Transcribe every line of the entries below word for word, omitting the pictures.

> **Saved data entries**
-------

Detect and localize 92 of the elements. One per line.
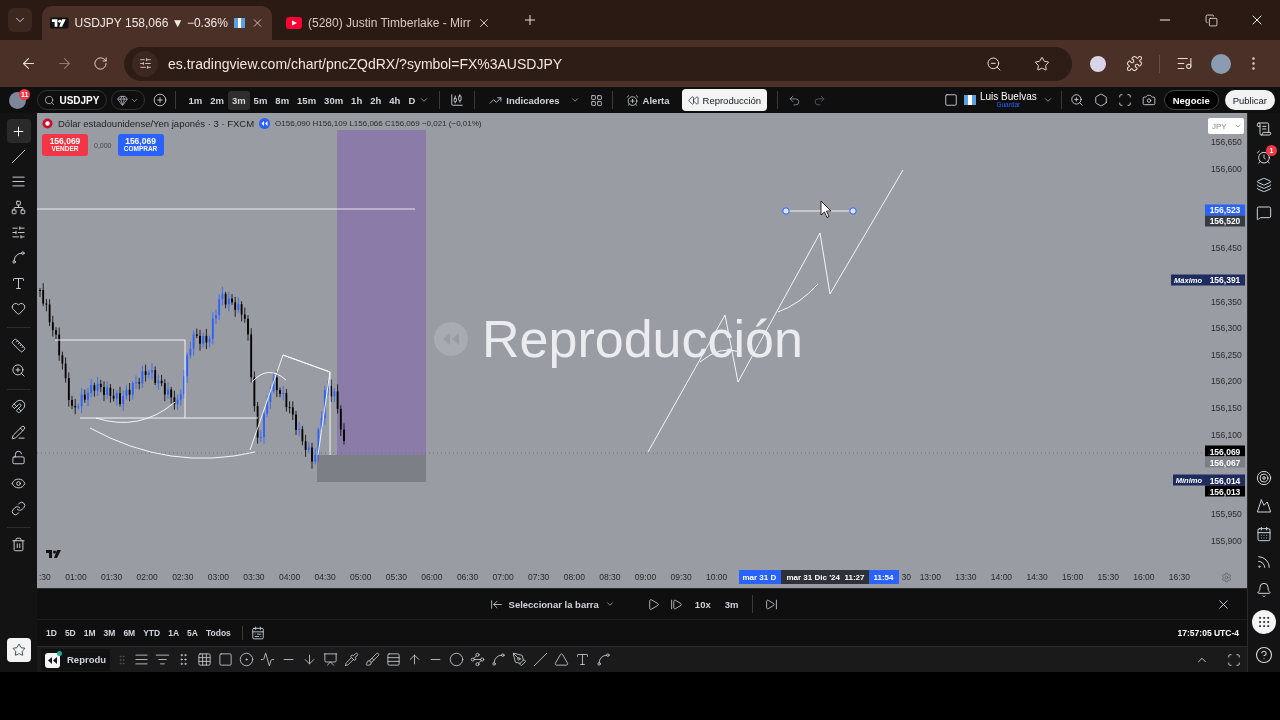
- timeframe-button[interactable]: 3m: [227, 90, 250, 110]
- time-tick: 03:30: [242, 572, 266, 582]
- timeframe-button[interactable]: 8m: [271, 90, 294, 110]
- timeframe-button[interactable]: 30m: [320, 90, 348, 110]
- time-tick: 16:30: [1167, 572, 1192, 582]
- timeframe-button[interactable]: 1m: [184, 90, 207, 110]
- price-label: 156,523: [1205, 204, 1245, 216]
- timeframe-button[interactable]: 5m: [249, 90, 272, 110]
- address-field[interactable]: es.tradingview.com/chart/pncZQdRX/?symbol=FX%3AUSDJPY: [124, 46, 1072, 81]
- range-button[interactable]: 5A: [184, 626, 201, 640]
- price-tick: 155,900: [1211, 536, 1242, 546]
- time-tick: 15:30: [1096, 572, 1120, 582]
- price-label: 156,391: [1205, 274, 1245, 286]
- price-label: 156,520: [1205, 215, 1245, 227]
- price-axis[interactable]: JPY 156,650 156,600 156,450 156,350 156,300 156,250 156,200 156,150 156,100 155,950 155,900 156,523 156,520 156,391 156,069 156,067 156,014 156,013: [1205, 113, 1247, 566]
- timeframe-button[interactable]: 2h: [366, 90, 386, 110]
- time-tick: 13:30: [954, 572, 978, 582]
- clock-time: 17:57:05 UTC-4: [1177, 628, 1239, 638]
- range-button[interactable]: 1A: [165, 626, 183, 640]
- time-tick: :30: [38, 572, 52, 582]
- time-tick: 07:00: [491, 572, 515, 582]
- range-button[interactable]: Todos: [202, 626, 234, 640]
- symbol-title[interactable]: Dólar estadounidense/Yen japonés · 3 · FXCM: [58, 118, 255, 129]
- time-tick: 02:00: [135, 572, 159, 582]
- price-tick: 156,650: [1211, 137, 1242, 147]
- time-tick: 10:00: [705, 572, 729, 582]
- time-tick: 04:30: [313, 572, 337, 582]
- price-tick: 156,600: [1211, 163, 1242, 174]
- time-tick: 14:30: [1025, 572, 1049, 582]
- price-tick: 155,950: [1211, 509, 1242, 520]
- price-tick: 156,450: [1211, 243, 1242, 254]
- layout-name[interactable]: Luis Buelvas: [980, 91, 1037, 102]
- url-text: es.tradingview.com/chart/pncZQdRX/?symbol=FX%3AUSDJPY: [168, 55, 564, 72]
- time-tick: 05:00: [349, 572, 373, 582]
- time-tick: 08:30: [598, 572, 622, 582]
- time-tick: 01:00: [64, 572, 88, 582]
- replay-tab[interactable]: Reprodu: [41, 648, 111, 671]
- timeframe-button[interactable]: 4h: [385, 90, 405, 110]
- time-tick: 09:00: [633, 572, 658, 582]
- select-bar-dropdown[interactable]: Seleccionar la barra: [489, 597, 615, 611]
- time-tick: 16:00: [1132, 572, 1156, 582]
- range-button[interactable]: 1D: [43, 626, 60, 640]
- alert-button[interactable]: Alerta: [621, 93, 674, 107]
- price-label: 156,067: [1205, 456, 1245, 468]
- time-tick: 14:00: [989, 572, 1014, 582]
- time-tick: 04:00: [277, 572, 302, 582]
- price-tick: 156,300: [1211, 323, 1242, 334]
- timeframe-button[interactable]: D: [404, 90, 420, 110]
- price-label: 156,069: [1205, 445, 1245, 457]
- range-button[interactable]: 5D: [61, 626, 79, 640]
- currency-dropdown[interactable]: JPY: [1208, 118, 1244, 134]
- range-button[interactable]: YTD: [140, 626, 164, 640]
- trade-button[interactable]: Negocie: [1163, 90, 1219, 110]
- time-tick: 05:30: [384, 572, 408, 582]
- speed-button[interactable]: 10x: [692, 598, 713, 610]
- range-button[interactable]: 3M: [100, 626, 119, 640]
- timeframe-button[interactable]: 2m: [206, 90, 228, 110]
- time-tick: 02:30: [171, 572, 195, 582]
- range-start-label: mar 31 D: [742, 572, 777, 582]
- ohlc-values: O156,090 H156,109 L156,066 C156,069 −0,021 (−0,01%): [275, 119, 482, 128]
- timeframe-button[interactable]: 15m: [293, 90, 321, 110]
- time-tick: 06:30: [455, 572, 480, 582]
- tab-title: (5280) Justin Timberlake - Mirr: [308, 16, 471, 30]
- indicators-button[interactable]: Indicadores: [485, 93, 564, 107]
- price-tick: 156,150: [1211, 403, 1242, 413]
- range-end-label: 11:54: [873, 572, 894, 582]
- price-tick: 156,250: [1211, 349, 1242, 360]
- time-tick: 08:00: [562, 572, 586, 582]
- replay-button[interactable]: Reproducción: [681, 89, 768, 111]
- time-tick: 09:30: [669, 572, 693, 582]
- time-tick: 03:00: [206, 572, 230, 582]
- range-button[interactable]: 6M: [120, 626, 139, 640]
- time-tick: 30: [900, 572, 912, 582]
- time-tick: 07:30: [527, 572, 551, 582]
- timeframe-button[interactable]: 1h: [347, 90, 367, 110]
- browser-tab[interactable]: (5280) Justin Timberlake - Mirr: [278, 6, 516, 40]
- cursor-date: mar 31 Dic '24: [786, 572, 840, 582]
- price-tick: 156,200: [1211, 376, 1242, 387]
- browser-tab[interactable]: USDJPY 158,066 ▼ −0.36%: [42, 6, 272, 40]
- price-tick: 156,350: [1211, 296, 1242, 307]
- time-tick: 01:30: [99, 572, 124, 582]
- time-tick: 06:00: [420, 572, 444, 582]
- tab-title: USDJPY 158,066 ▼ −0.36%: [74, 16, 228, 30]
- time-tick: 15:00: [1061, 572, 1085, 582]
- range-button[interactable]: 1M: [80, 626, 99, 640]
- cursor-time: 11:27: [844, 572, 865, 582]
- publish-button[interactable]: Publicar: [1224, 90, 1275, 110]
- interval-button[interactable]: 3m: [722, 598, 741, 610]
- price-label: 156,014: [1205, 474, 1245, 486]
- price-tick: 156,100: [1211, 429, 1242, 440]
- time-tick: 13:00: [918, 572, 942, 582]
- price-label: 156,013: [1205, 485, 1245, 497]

-------

> **Result**
Detect and localize 92 of the elements. One per line.
- timeframe-button[interactable]: 3m: [227, 90, 250, 110]
- time-tick: 03:30: [242, 572, 266, 582]
- timeframe-button[interactable]: 8m: [271, 90, 294, 110]
- timeframe-button[interactable]: 30m: [320, 90, 348, 110]
- time-tick: 16:30: [1167, 572, 1192, 582]
- timeframe-button[interactable]: 1m: [184, 90, 207, 110]
- price-label: 156,523: [1205, 204, 1245, 216]
- timeframe-button[interactable]: 5m: [249, 90, 272, 110]
- address-field[interactable]: es.tradingview.com/chart/pncZQdRX/?symbol=FX%3AUSDJPY: [124, 46, 1072, 81]
- range-button[interactable]: 5A: [184, 626, 201, 640]
- price-tick: 155,900: [1211, 536, 1242, 546]
- time-tick: 15:30: [1096, 572, 1120, 582]
- price-label: 156,391: [1205, 274, 1245, 286]
- price-label: 156,520: [1205, 215, 1245, 227]
- price-axis[interactable]: JPY 156,650 156,600 156,450 156,350 156,300 156,250 156,200 156,150 156,100 155,950 155,900 156,523 156,520 156,391 156,069 156,067 156,014 156,013: [1205, 113, 1247, 566]
- timeframe-button[interactable]: 2h: [366, 90, 386, 110]
- time-tick: 13:30: [954, 572, 978, 582]
- clock-time: 17:57:05 UTC-4: [1177, 628, 1239, 638]
- range-button[interactable]: 1A: [165, 626, 183, 640]
- time-tick: :30: [38, 572, 52, 582]
- time-tick: 07:00: [491, 572, 515, 582]
- range-button[interactable]: Todos: [202, 626, 234, 640]
- symbol-title[interactable]: Dólar estadounidense/Yen japonés · 3 · FXCM: [58, 118, 255, 129]
- time-tick: 02:00: [135, 572, 159, 582]
- price-tick: 156,650: [1211, 137, 1242, 147]
- time-tick: 10:00: [705, 572, 729, 582]
- time-tick: 04:30: [313, 572, 337, 582]
- price-tick: 156,600: [1211, 163, 1242, 174]
- time-tick: 14:30: [1025, 572, 1049, 582]
- price-tick: 155,950: [1211, 509, 1242, 520]
- price-tick: 156,450: [1211, 243, 1242, 254]
- layout-name[interactable]: Luis Buelvas: [980, 91, 1037, 102]
- url-text: es.tradingview.com/chart/pncZQdRX/?symbol=FX%3AUSDJPY: [168, 55, 564, 72]
- time-tick: 05:00: [349, 572, 373, 582]
- time-tick: 08:30: [598, 572, 622, 582]
- time-tick: 01:00: [64, 572, 88, 582]
- replay-tab[interactable]: Reprodu: [41, 648, 111, 671]
- timeframe-button[interactable]: 4h: [385, 90, 405, 110]
- time-tick: 09:00: [633, 572, 658, 582]
- select-bar-dropdown[interactable]: Seleccionar la barra: [489, 597, 615, 611]
- time-tick: 16:00: [1132, 572, 1156, 582]
- range-button[interactable]: 1D: [43, 626, 60, 640]
- alert-button[interactable]: Alerta: [621, 93, 674, 107]
- price-label: 156,067: [1205, 456, 1245, 468]
- time-tick: 14:00: [989, 572, 1014, 582]
- time-tick: 04:00: [277, 572, 302, 582]
- price-tick: 156,300: [1211, 323, 1242, 334]
- timeframe-button[interactable]: D: [404, 90, 420, 110]
- price-label: 156,069: [1205, 445, 1245, 457]
- range-button[interactable]: 5D: [61, 626, 79, 640]
- currency-dropdown[interactable]: JPY: [1208, 118, 1244, 134]
- range-button[interactable]: YTD: [140, 626, 164, 640]
- trade-button[interactable]: Negocie: [1163, 90, 1219, 110]
- time-tick: 05:30: [384, 572, 408, 582]
- speed-button[interactable]: 10x: [692, 598, 713, 610]
- range-button[interactable]: 3M: [100, 626, 119, 640]
- timeframe-button[interactable]: 2m: [206, 90, 228, 110]
- time-tick: 02:30: [171, 572, 195, 582]
- range-start-label: mar 31 D: [742, 572, 777, 582]
- ohlc-values: O156,090 H156,109 L156,066 C156,069 −0,021 (−0,01%): [275, 119, 482, 128]
- timeframe-button[interactable]: 15m: [293, 90, 321, 110]
- time-tick: 06:30: [455, 572, 480, 582]
- tab-title: (5280) Justin Timberlake - Mirr: [308, 16, 471, 30]
- indicators-button[interactable]: Indicadores: [485, 93, 564, 107]
- price-tick: 156,150: [1211, 403, 1242, 413]
- range-end-label: 11:54: [873, 572, 894, 582]
- price-tick: 156,250: [1211, 349, 1242, 360]
- time-tick: 08:00: [562, 572, 586, 582]
- replay-button[interactable]: Reproducción: [681, 89, 768, 111]
- time-tick: 09:30: [669, 572, 693, 582]
- time-tick: 03:00: [206, 572, 230, 582]
- range-button[interactable]: 6M: [120, 626, 139, 640]
- time-tick: 30: [900, 572, 912, 582]
- time-tick: 07:30: [527, 572, 551, 582]
- timeframe-button[interactable]: 1h: [347, 90, 367, 110]
- browser-tab[interactable]: (5280) Justin Timberlake - Mirr: [278, 6, 516, 40]
- cursor-date: mar 31 Dic '24: [786, 572, 840, 582]
- price-tick: 156,200: [1211, 376, 1242, 387]
- browser-tab[interactable]: USDJPY 158,066 ▼ −0.36%: [42, 6, 272, 40]
- price-tick: 156,350: [1211, 296, 1242, 307]
- time-tick: 01:30: [99, 572, 124, 582]
- time-tick: 06:00: [420, 572, 444, 582]
- tab-title: USDJPY 158,066 ▼ −0.36%: [74, 16, 228, 30]
- time-tick: 15:00: [1061, 572, 1085, 582]
- range-button[interactable]: 1M: [80, 626, 99, 640]
- cursor-time: 11:27: [844, 572, 865, 582]
- publish-button[interactable]: Publicar: [1224, 90, 1275, 110]
- interval-button[interactable]: 3m: [722, 598, 741, 610]
- price-label: 156,014: [1205, 474, 1245, 486]
- price-tick: 156,100: [1211, 429, 1242, 440]
- time-tick: 13:00: [918, 572, 942, 582]
- price-label: 156,013: [1205, 485, 1245, 497]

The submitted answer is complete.